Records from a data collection
###

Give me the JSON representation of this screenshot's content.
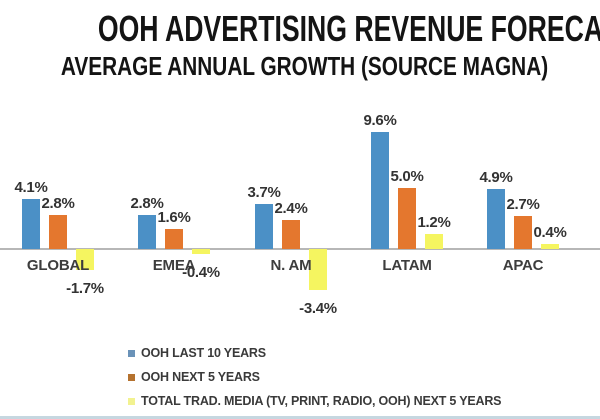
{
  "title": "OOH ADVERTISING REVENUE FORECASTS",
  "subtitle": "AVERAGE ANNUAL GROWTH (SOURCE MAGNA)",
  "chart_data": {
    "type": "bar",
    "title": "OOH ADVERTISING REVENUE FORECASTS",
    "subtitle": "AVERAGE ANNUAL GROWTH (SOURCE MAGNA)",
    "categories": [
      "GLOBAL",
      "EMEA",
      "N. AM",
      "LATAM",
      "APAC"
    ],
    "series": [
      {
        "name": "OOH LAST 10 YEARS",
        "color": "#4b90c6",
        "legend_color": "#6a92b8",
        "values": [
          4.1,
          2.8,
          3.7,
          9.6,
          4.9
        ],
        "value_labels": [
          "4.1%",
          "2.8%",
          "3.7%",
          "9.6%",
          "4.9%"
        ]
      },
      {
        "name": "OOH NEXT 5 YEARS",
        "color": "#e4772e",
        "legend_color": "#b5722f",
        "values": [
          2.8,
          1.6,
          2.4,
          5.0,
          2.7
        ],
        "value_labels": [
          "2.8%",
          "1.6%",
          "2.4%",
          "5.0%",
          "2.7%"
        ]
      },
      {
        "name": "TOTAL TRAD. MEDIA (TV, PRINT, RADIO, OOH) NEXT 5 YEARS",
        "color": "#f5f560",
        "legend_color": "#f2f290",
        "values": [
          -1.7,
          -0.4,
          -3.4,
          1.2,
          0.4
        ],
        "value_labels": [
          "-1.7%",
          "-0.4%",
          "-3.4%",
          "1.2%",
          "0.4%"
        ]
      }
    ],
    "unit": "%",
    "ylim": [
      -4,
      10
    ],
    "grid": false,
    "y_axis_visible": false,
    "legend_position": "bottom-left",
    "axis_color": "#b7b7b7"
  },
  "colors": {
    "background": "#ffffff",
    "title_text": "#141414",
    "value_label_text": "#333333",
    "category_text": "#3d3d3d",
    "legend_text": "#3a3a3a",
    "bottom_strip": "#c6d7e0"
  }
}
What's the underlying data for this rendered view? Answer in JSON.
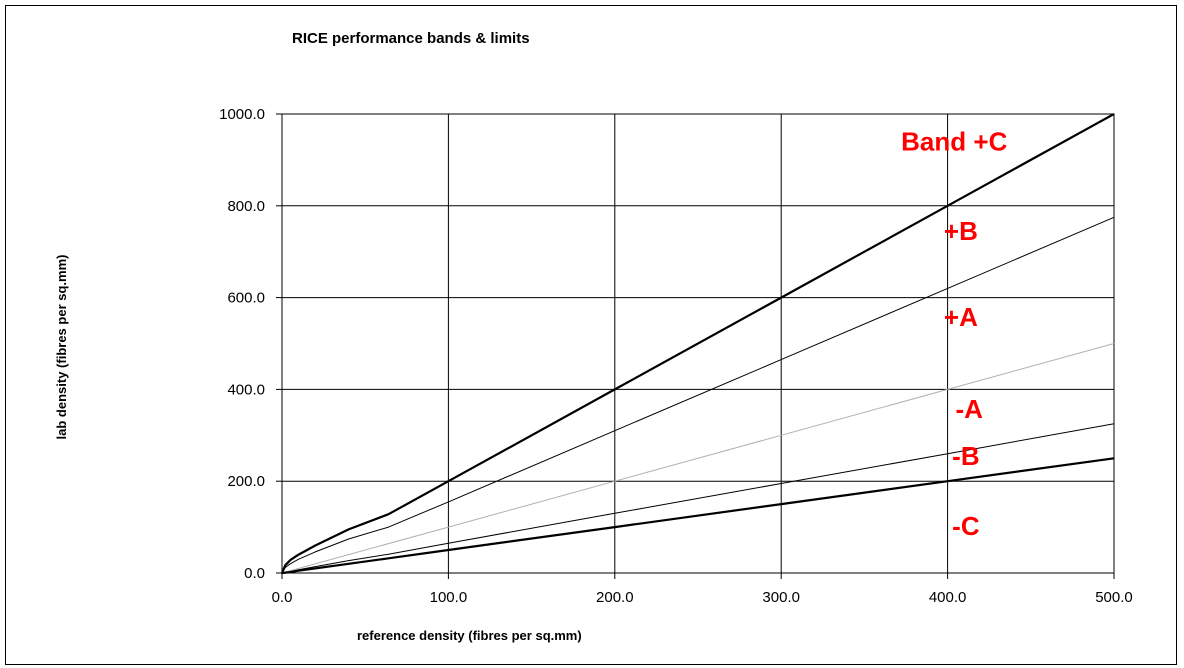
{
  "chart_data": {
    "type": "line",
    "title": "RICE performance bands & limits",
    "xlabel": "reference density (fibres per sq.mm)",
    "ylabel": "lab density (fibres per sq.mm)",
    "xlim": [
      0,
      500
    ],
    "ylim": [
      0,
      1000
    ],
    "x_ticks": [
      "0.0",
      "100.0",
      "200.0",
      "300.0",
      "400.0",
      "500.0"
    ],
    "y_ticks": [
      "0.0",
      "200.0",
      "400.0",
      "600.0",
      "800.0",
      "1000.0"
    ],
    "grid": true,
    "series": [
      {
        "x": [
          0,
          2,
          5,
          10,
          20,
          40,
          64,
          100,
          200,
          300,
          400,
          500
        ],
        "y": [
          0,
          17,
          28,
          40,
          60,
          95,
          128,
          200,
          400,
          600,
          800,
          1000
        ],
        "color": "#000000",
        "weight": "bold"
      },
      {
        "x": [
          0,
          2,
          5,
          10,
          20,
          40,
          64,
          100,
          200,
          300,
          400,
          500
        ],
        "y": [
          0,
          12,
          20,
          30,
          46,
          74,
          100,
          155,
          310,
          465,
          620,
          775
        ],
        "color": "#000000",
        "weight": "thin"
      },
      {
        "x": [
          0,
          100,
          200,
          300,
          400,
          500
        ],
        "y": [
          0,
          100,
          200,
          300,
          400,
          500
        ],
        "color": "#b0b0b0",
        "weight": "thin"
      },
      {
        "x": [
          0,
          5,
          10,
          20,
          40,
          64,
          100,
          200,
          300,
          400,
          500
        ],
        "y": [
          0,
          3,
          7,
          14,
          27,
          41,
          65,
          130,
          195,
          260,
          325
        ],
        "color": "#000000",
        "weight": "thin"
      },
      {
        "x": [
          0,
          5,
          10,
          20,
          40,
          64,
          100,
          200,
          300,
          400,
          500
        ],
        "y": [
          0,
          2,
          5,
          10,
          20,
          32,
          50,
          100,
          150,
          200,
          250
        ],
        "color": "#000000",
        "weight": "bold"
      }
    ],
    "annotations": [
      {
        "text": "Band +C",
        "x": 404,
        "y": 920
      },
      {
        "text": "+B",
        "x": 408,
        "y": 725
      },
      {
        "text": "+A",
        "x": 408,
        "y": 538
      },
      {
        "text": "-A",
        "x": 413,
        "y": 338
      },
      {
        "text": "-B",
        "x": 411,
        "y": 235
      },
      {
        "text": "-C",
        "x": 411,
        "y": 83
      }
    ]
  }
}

###

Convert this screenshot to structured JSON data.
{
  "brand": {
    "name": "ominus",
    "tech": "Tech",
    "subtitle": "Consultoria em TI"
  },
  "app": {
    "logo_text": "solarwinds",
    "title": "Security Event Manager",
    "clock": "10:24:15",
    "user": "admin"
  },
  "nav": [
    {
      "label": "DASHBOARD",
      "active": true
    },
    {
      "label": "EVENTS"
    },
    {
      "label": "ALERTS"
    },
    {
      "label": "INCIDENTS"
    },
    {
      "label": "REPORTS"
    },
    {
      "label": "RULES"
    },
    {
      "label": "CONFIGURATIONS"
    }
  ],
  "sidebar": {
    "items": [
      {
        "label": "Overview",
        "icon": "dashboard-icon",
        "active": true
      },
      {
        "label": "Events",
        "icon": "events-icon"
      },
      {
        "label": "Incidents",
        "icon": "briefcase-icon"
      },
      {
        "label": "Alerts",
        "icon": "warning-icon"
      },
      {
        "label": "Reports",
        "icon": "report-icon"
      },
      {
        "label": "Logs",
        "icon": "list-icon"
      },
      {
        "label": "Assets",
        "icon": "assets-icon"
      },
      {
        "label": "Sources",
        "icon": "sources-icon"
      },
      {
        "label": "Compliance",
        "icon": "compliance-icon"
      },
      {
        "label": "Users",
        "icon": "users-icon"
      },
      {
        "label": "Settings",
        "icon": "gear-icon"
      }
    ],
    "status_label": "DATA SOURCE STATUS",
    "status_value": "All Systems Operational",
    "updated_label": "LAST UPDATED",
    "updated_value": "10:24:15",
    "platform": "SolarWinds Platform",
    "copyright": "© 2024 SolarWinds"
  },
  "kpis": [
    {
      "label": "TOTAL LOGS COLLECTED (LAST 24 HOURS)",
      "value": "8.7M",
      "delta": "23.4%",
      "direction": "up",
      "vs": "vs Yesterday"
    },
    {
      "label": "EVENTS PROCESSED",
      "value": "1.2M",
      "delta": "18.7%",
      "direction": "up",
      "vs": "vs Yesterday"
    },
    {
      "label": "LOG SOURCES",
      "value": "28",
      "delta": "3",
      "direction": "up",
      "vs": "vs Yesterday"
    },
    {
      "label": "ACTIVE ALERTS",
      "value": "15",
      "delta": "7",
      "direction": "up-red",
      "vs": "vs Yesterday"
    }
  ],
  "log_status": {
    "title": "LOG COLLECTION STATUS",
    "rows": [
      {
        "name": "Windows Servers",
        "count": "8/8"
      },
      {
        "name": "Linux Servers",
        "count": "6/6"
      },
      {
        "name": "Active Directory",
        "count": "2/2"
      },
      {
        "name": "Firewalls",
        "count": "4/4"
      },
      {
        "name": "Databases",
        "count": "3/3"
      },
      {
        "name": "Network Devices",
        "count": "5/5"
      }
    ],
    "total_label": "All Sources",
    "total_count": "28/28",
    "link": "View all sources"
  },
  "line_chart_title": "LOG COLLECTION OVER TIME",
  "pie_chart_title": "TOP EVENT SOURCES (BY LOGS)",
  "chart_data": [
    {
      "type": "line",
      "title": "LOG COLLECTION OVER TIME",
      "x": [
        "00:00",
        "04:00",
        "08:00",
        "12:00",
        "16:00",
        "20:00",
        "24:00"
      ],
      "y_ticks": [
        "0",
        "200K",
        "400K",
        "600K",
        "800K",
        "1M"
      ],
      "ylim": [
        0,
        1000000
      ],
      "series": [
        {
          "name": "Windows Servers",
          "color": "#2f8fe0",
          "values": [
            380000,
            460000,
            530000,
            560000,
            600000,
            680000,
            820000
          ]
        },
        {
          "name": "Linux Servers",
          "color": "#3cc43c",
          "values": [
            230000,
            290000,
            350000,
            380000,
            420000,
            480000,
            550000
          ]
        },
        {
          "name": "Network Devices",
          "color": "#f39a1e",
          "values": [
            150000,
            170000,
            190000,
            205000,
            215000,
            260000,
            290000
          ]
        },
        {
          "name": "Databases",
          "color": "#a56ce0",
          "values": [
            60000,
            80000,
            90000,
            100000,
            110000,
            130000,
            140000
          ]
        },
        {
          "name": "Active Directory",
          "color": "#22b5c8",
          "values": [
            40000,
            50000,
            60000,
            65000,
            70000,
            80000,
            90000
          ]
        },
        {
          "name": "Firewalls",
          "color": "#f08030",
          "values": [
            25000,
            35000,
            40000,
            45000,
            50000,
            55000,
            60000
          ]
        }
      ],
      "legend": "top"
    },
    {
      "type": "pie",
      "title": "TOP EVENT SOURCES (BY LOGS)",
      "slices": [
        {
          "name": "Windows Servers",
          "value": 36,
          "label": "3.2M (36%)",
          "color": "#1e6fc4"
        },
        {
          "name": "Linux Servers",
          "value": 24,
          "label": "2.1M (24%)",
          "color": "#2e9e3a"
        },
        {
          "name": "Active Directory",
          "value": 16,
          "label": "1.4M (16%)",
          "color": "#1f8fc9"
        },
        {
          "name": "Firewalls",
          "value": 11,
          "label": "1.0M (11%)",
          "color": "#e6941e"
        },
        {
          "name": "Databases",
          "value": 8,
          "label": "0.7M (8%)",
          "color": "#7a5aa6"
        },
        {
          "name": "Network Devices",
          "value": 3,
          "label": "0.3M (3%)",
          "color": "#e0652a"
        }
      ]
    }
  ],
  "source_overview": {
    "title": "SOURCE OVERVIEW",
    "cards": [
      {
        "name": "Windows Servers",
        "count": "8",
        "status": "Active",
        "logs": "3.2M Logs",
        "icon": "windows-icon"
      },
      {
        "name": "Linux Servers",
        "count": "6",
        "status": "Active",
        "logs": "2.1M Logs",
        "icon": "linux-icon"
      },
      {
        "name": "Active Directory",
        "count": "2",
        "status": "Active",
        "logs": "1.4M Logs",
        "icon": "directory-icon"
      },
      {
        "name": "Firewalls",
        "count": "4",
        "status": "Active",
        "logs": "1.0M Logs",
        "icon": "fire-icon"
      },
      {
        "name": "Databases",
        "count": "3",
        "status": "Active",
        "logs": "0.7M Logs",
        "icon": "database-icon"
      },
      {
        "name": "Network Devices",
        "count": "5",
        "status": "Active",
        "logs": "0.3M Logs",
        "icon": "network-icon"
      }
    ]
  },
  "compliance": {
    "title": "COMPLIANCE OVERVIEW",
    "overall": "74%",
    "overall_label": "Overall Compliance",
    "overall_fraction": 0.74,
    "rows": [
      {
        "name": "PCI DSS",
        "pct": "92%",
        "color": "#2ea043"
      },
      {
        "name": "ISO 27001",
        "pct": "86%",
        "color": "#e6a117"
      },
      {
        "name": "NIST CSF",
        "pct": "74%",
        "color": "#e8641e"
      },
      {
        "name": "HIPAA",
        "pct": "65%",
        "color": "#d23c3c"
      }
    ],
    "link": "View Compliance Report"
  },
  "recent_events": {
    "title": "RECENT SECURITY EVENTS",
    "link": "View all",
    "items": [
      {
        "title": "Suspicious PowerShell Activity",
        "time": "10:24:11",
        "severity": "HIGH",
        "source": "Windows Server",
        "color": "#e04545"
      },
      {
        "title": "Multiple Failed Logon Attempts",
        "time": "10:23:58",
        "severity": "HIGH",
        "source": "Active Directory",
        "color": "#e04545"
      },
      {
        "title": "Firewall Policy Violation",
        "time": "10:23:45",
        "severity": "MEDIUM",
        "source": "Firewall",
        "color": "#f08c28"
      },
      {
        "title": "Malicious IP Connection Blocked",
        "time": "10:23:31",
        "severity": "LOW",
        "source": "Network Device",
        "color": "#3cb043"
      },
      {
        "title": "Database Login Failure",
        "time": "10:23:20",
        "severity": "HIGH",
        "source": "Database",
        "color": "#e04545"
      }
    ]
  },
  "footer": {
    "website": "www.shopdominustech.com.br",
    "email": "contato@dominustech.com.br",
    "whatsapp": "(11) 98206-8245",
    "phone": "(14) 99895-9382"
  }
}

###

◆ Exercise goal:
Using the listing above, work out how many of its lines include "this", and give only the result.

◆ Answer:
3